* START Input data *
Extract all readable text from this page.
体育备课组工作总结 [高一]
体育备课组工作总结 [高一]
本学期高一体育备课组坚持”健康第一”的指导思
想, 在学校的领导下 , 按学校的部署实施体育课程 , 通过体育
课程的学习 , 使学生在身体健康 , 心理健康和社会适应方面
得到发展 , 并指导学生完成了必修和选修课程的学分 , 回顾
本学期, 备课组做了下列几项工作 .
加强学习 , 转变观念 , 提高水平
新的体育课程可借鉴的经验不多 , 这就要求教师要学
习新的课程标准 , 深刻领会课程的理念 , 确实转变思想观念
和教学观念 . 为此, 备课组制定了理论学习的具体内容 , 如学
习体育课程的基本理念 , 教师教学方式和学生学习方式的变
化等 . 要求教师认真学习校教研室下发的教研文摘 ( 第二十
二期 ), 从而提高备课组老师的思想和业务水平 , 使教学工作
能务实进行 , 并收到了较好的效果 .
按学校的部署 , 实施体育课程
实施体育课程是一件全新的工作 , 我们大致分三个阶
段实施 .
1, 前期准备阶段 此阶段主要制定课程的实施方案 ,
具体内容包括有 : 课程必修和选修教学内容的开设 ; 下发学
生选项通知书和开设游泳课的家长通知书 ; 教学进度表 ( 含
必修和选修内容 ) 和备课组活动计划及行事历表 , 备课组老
* END Input data *
* START Input data *
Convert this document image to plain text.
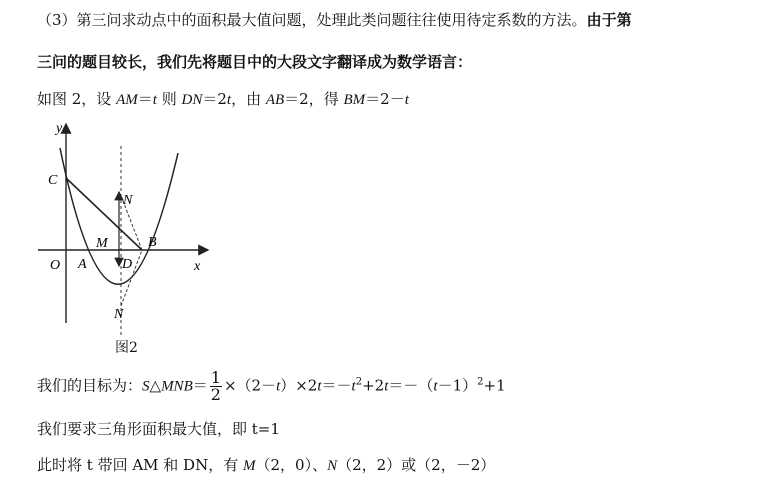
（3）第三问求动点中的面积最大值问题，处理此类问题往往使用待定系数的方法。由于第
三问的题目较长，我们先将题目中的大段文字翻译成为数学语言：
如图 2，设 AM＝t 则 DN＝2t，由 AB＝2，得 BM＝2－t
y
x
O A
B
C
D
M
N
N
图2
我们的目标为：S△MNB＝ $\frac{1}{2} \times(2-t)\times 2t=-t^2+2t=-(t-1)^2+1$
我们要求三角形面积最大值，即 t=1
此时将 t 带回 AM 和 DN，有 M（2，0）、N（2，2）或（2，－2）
* END Input data *
Locate each line with the word "text" and copy it.

Extract all readable text from this page.
Convert this document image to plain text.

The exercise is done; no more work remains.